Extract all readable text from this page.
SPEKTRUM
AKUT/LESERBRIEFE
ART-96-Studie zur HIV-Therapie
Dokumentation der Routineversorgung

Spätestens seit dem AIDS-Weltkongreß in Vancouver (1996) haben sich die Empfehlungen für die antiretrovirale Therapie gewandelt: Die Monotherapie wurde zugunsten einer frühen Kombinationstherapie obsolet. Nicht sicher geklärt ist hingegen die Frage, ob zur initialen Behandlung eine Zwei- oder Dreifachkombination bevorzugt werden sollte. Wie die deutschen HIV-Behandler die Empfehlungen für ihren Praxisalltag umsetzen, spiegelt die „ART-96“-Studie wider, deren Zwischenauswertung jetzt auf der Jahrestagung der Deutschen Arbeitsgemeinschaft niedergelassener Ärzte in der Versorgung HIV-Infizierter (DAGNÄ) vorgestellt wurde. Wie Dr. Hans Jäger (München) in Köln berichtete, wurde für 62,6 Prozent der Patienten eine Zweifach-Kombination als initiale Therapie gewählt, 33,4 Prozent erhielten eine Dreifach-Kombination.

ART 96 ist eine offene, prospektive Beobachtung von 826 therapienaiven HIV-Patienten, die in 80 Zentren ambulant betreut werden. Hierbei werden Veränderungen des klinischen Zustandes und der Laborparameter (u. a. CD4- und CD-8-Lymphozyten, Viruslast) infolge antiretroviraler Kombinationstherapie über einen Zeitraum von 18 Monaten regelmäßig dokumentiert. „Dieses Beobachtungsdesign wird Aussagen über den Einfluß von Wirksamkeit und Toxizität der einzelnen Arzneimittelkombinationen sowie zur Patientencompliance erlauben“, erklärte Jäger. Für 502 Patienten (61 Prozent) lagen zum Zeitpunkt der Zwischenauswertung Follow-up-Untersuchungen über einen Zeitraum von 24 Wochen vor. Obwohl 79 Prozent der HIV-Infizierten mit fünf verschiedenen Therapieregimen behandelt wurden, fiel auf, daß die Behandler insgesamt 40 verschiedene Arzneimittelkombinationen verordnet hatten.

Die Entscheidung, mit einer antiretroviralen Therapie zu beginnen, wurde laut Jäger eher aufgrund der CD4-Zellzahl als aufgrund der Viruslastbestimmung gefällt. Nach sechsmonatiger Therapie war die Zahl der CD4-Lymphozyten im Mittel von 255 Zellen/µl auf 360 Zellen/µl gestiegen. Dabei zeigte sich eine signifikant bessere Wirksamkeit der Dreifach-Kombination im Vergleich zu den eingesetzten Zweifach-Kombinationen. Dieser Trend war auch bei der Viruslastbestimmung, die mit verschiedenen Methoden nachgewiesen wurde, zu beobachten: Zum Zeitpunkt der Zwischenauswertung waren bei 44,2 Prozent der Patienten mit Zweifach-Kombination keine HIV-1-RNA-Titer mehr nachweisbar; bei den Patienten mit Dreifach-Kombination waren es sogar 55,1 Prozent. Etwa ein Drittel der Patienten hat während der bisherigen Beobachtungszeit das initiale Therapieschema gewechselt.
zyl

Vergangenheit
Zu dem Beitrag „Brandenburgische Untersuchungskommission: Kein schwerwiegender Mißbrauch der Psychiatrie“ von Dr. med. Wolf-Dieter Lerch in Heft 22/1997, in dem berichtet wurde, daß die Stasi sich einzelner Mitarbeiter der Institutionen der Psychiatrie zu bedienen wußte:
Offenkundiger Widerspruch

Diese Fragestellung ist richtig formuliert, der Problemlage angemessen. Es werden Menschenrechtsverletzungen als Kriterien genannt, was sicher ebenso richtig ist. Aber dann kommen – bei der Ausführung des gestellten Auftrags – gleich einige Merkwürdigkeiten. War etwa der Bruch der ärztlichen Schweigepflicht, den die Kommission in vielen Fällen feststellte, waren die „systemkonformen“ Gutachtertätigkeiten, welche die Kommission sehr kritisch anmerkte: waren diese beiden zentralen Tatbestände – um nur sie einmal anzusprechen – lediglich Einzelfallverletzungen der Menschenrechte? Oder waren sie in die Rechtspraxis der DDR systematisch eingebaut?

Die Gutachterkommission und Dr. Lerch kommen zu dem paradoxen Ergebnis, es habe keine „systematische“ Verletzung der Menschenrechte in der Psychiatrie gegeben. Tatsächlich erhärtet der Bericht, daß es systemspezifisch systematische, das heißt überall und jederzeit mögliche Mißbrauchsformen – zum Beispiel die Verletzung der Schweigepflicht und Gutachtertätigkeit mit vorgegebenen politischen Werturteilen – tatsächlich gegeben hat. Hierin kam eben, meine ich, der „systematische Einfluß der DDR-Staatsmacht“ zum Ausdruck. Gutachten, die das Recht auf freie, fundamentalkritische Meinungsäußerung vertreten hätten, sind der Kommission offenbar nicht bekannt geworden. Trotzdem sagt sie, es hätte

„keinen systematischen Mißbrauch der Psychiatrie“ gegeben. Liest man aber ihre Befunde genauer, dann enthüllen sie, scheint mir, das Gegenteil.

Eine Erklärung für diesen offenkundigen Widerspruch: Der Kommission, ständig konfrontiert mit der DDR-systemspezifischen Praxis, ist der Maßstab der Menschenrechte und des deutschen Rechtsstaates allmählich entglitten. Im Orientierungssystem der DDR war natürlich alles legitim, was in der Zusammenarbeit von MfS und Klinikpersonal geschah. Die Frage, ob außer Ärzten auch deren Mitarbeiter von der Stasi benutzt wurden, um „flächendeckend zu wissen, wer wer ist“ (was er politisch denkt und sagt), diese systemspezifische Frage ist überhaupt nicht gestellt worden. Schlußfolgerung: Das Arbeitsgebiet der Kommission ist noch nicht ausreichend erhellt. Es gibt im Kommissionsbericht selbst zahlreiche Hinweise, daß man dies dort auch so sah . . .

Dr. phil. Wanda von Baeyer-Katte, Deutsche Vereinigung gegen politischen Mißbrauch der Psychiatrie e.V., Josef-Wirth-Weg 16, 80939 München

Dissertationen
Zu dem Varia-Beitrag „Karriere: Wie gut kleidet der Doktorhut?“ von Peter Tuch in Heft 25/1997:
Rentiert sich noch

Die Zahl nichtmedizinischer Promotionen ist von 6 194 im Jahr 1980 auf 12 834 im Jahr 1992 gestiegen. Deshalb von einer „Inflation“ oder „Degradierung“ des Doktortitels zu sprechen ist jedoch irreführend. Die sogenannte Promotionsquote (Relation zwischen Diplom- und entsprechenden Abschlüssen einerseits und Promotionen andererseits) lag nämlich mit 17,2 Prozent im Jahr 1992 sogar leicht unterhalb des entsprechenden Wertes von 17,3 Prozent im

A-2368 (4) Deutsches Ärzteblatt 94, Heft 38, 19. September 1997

# # # # #

**Problem to solve:** All lines of the data are to be repeated exactly as they stand.

**Finished task:**
Extract all readable text from this page.
SPEKTRUM
AKUT/LESERBRIEFE
ART-96-Studie zur HIV-Therapie
Dokumentation der Routineversorgung

Spätestens seit dem AIDS-Weltkongreß in Vancouver (1996) haben sich die Empfehlungen für die antiretrovirale Therapie gewandelt: Die Monotherapie wurde zugunsten einer frühen Kombinationstherapie obsolet. Nicht sicher geklärt ist hingegen die Frage, ob zur initialen Behandlung eine Zwei- oder Dreifachkombination bevorzugt werden sollte. Wie die deutschen HIV-Behandler die Empfehlungen für ihren Praxisalltag umsetzen, spiegelt die „ART-96“-Studie wider, deren Zwischenauswertung jetzt auf der Jahrestagung der Deutschen Arbeitsgemeinschaft niedergelassener Ärzte in der Versorgung HIV-Infizierter (DAGNÄ) vorgestellt wurde. Wie Dr. Hans Jäger (München) in Köln berichtete, wurde für 62,6 Prozent der Patienten eine Zweifach-Kombination als initiale Therapie gewählt, 33,4 Prozent erhielten eine Dreifach-Kombination.

ART 96 ist eine offene, prospektive Beobachtung von 826 therapienaiven HIV-Patienten, die in 80 Zentren ambulant betreut werden. Hierbei werden Veränderungen des klinischen Zustandes und der Laborparameter (u. a. CD4- und CD-8-Lymphozyten, Viruslast) infolge antiretroviraler Kombinationstherapie über einen Zeitraum von 18 Monaten regelmäßig dokumentiert. „Dieses Beobachtungsdesign wird Aussagen über den Einfluß von Wirksamkeit und Toxizität der einzelnen Arzneimittelkombinationen sowie zur Patientencompliance erlauben“, erklärte Jäger. Für 502 Patienten (61 Prozent) lagen zum Zeitpunkt der Zwischenauswertung Follow-up-Untersuchungen über einen Zeitraum von 24 Wochen vor. Obwohl 79 Prozent der HIV-Infizierten mit fünf verschiedenen Therapieregimen behandelt wurden, fiel auf, daß die Behandler insgesamt 40 verschiedene Arzneimittelkombinationen verordnet hatten.

Die Entscheidung, mit einer antiretroviralen Therapie zu beginnen, wurde laut Jäger eher aufgrund der CD4-Zellzahl als aufgrund der Viruslastbestimmung gefällt. Nach sechsmonatiger Therapie war die Zahl der CD4-Lymphozyten im Mittel von 255 Zellen/µl auf 360 Zellen/µl gestiegen. Dabei zeigte sich eine signifikant bessere Wirksamkeit der Dreifach-Kombination im Vergleich zu den eingesetzten Zweifach-Kombinationen. Dieser Trend war auch bei der Viruslastbestimmung, die mit verschiedenen Methoden nachgewiesen wurde, zu beobachten: Zum Zeitpunkt der Zwischenauswertung waren bei 44,2 Prozent der Patienten mit Zweifach-Kombination keine HIV-1-RNA-Titer mehr nachweisbar; bei den Patienten mit Dreifach-Kombination waren es sogar 55,1 Prozent. Etwa ein Drittel der Patienten hat während der bisherigen Beobachtungszeit das initiale Therapieschema gewechselt.
zyl

Vergangenheit
Zu dem Beitrag „Brandenburgische Untersuchungskommission: Kein schwerwiegender Mißbrauch der Psychiatrie“ von Dr. med. Wolf-Dieter Lerch in Heft 22/1997, in dem berichtet wurde, daß die Stasi sich einzelner Mitarbeiter der Institutionen der Psychiatrie zu bedienen wußte:
Offenkundiger Widerspruch

Diese Fragestellung ist richtig formuliert, der Problemlage angemessen. Es werden Menschenrechtsverletzungen als Kriterien genannt, was sicher ebenso richtig ist. Aber dann kommen – bei der Ausführung des gestellten Auftrags – gleich einige Merkwürdigkeiten. War etwa der Bruch der ärztlichen Schweigepflicht, den die Kommission in vielen Fällen feststellte, waren die „systemkonformen“ Gutachtertätigkeiten, welche die Kommission sehr kritisch anmerkte: waren diese beiden zentralen Tatbestände – um nur sie einmal anzusprechen – lediglich Einzelfallverletzungen der Menschenrechte? Oder waren sie in die Rechtspraxis der DDR systematisch eingebaut?

Die Gutachterkommission und Dr. Lerch kommen zu dem paradoxen Ergebnis, es habe keine „systematische“ Verletzung der Menschenrechte in der Psychiatrie gegeben. Tatsächlich erhärtet der Bericht, daß es systemspezifisch systematische, das heißt überall und jederzeit mögliche Mißbrauchsformen – zum Beispiel die Verletzung der Schweigepflicht und Gutachtertätigkeit mit vorgegebenen politischen Werturteilen – tatsächlich gegeben hat. Hierin kam eben, meine ich, der „systematische Einfluß der DDR-Staatsmacht“ zum Ausdruck. Gutachten, die das Recht auf freie, fundamentalkritische Meinungsäußerung vertreten hätten, sind der Kommission offenbar nicht bekannt geworden. Trotzdem sagt sie, es hätte

„keinen systematischen Mißbrauch der Psychiatrie“ gegeben. Liest man aber ihre Befunde genauer, dann enthüllen sie, scheint mir, das Gegenteil.

Eine Erklärung für diesen offenkundigen Widerspruch: Der Kommission, ständig konfrontiert mit der DDR-systemspezifischen Praxis, ist der Maßstab der Menschenrechte und des deutschen Rechtsstaates allmählich entglitten. Im Orientierungssystem der DDR war natürlich alles legitim, was in der Zusammenarbeit von MfS und Klinikpersonal geschah. Die Frage, ob außer Ärzten auch deren Mitarbeiter von der Stasi benutzt wurden, um „flächendeckend zu wissen, wer wer ist“ (was er politisch denkt und sagt), diese systemspezifische Frage ist überhaupt nicht gestellt worden. Schlußfolgerung: Das Arbeitsgebiet der Kommission ist noch nicht ausreichend erhellt. Es gibt im Kommissionsbericht selbst zahlreiche Hinweise, daß man dies dort auch so sah . . .

Dr. phil. Wanda von Baeyer-Katte, Deutsche Vereinigung gegen politischen Mißbrauch der Psychiatrie e.V., Josef-Wirth-Weg 16, 80939 München

Dissertationen
Zu dem Varia-Beitrag „Karriere: Wie gut kleidet der Doktorhut?“ von Peter Tuch in Heft 25/1997:
Rentiert sich noch

Die Zahl nichtmedizinischer Promotionen ist von 6 194 im Jahr 1980 auf 12 834 im Jahr 1992 gestiegen. Deshalb von einer „Inflation“ oder „Degradierung“ des Doktortitels zu sprechen ist jedoch irreführend. Die sogenannte Promotionsquote (Relation zwischen Diplom- und entsprechenden Abschlüssen einerseits und Promotionen andererseits) lag nämlich mit 17,2 Prozent im Jahr 1992 sogar leicht unterhalb des entsprechenden Wertes von 17,3 Prozent im

A-2368 (4) Deutsches Ärzteblatt 94, Heft 38, 19. September 1997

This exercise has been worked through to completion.